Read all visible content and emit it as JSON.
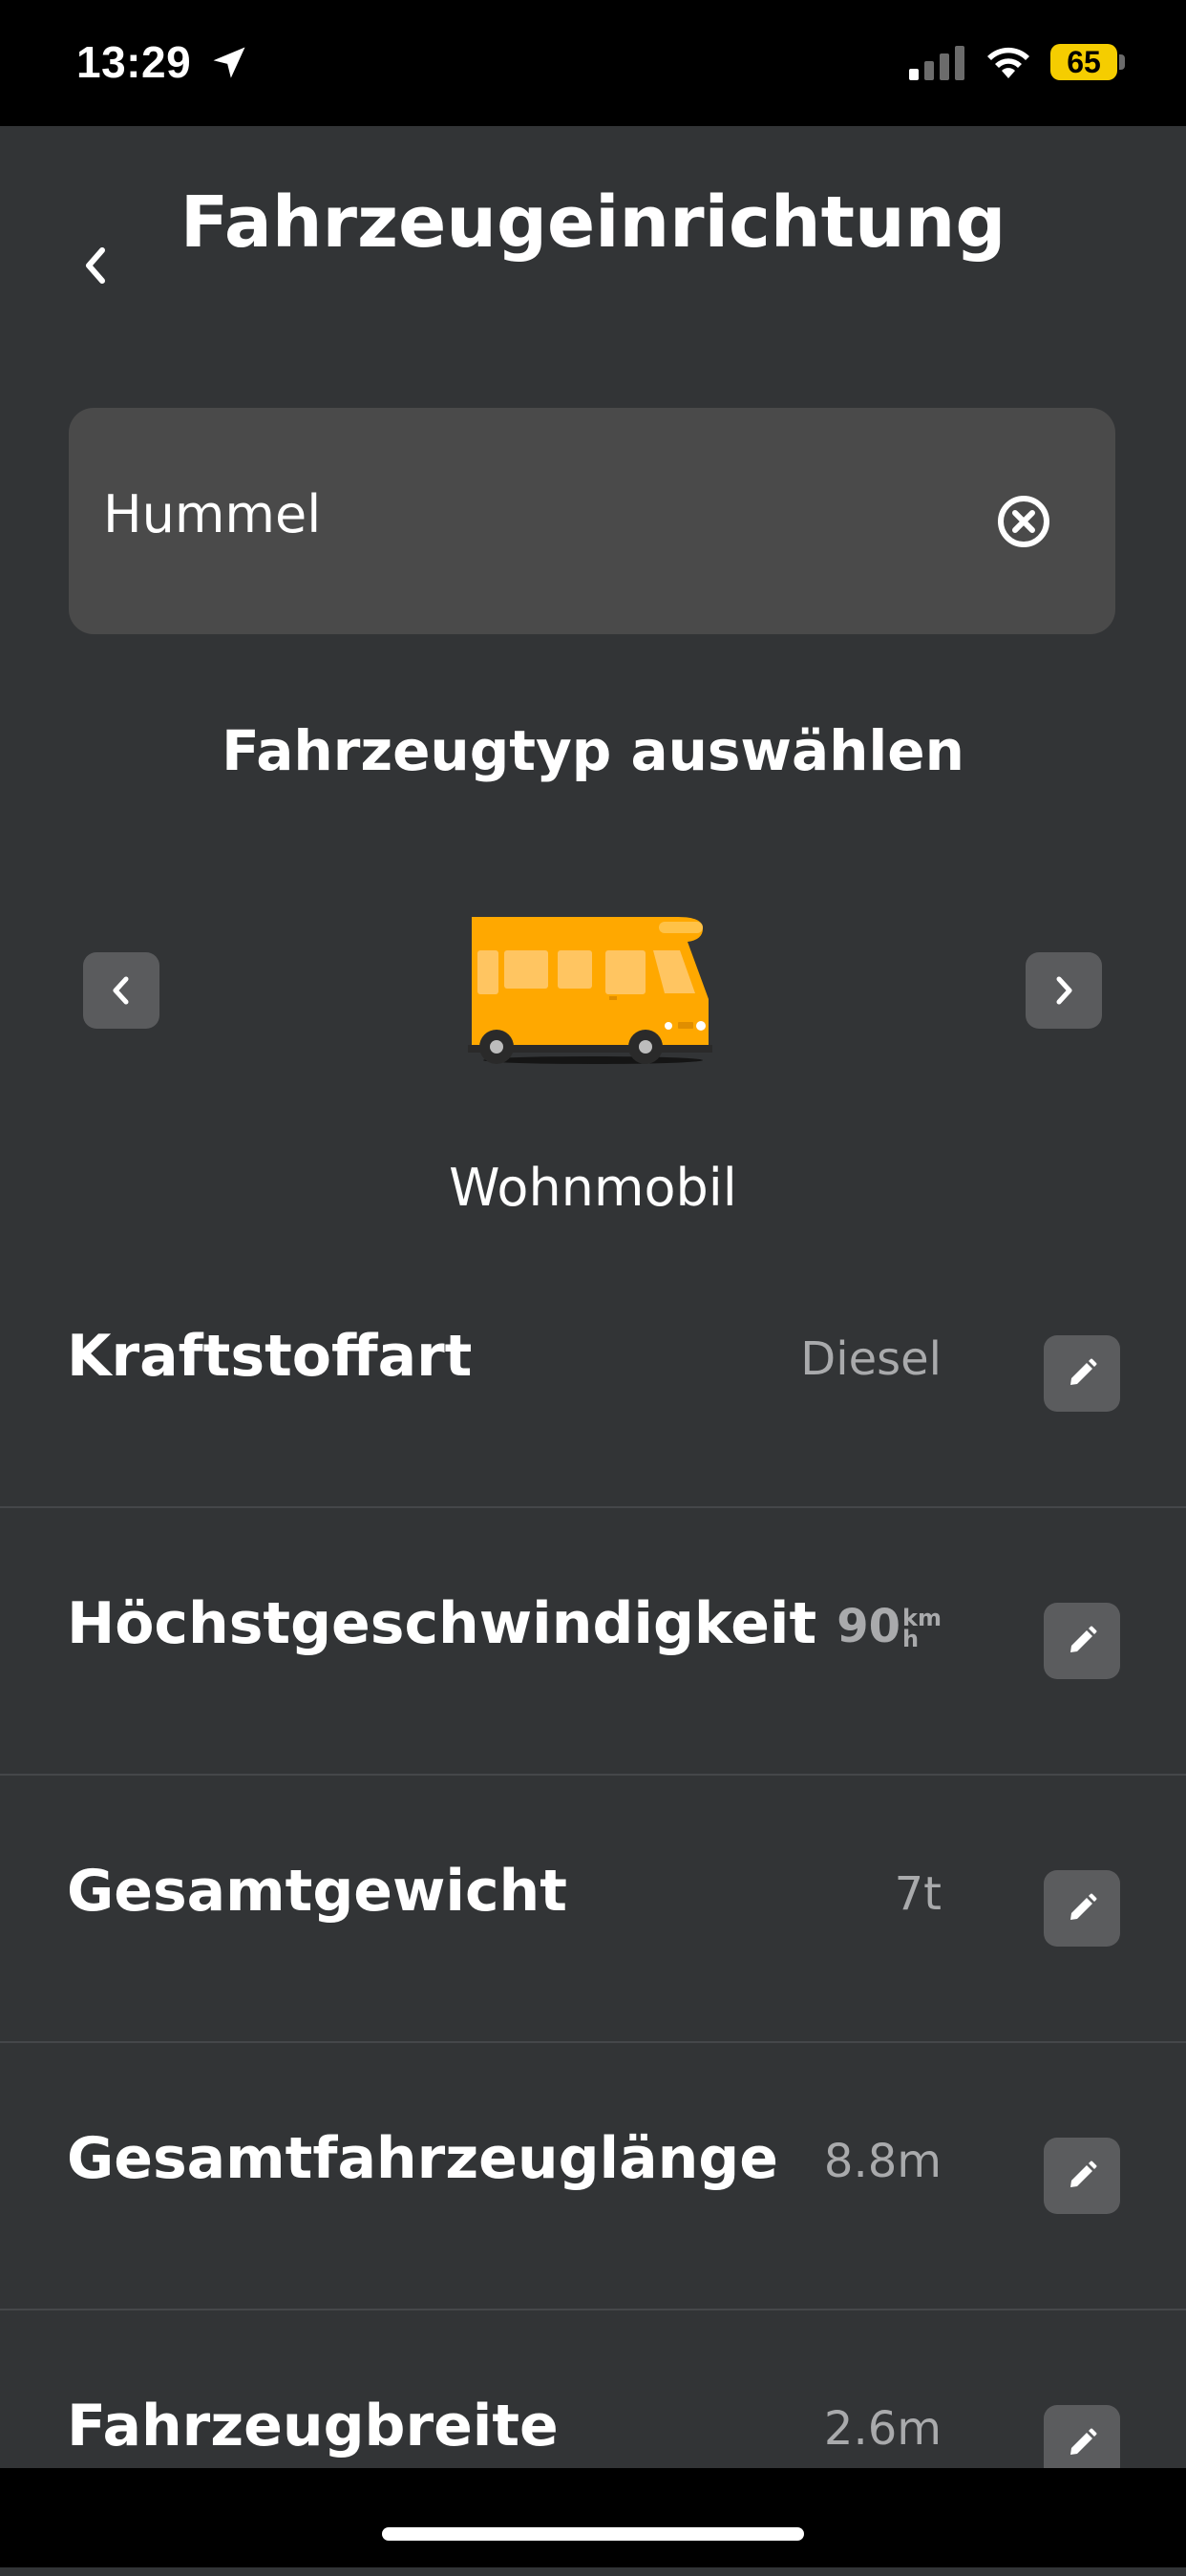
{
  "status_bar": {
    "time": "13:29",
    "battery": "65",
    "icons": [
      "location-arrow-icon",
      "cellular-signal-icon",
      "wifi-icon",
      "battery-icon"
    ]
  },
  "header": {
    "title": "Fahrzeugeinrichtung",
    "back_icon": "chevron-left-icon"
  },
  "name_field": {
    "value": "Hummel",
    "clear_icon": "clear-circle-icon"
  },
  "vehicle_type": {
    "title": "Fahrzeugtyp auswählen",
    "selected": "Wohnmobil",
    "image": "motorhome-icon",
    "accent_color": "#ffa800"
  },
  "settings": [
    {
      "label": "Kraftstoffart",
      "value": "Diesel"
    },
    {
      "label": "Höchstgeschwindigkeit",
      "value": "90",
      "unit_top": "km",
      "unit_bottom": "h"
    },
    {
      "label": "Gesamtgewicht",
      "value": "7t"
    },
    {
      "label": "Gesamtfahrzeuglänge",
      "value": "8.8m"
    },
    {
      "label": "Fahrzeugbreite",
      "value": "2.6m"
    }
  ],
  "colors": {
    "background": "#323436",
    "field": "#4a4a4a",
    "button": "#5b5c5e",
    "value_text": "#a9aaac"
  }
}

> EXERCISE
Return all of the data exactly as written, and drop the pictures.

> EXPECTED ANSWER
Read all visible content and emit it as JSON.
{
  "status_bar": {
    "time": "13:29",
    "battery": "65",
    "icons": [
      "location-arrow-icon",
      "cellular-signal-icon",
      "wifi-icon",
      "battery-icon"
    ]
  },
  "header": {
    "title": "Fahrzeugeinrichtung",
    "back_icon": "chevron-left-icon"
  },
  "name_field": {
    "value": "Hummel",
    "clear_icon": "clear-circle-icon"
  },
  "vehicle_type": {
    "title": "Fahrzeugtyp auswählen",
    "selected": "Wohnmobil",
    "image": "motorhome-icon",
    "accent_color": "#ffa800"
  },
  "settings": [
    {
      "label": "Kraftstoffart",
      "value": "Diesel"
    },
    {
      "label": "Höchstgeschwindigkeit",
      "value": "90",
      "unit_top": "km",
      "unit_bottom": "h"
    },
    {
      "label": "Gesamtgewicht",
      "value": "7t"
    },
    {
      "label": "Gesamtfahrzeuglänge",
      "value": "8.8m"
    },
    {
      "label": "Fahrzeugbreite",
      "value": "2.6m"
    }
  ],
  "colors": {
    "background": "#323436",
    "field": "#4a4a4a",
    "button": "#5b5c5e",
    "value_text": "#a9aaac"
  }
}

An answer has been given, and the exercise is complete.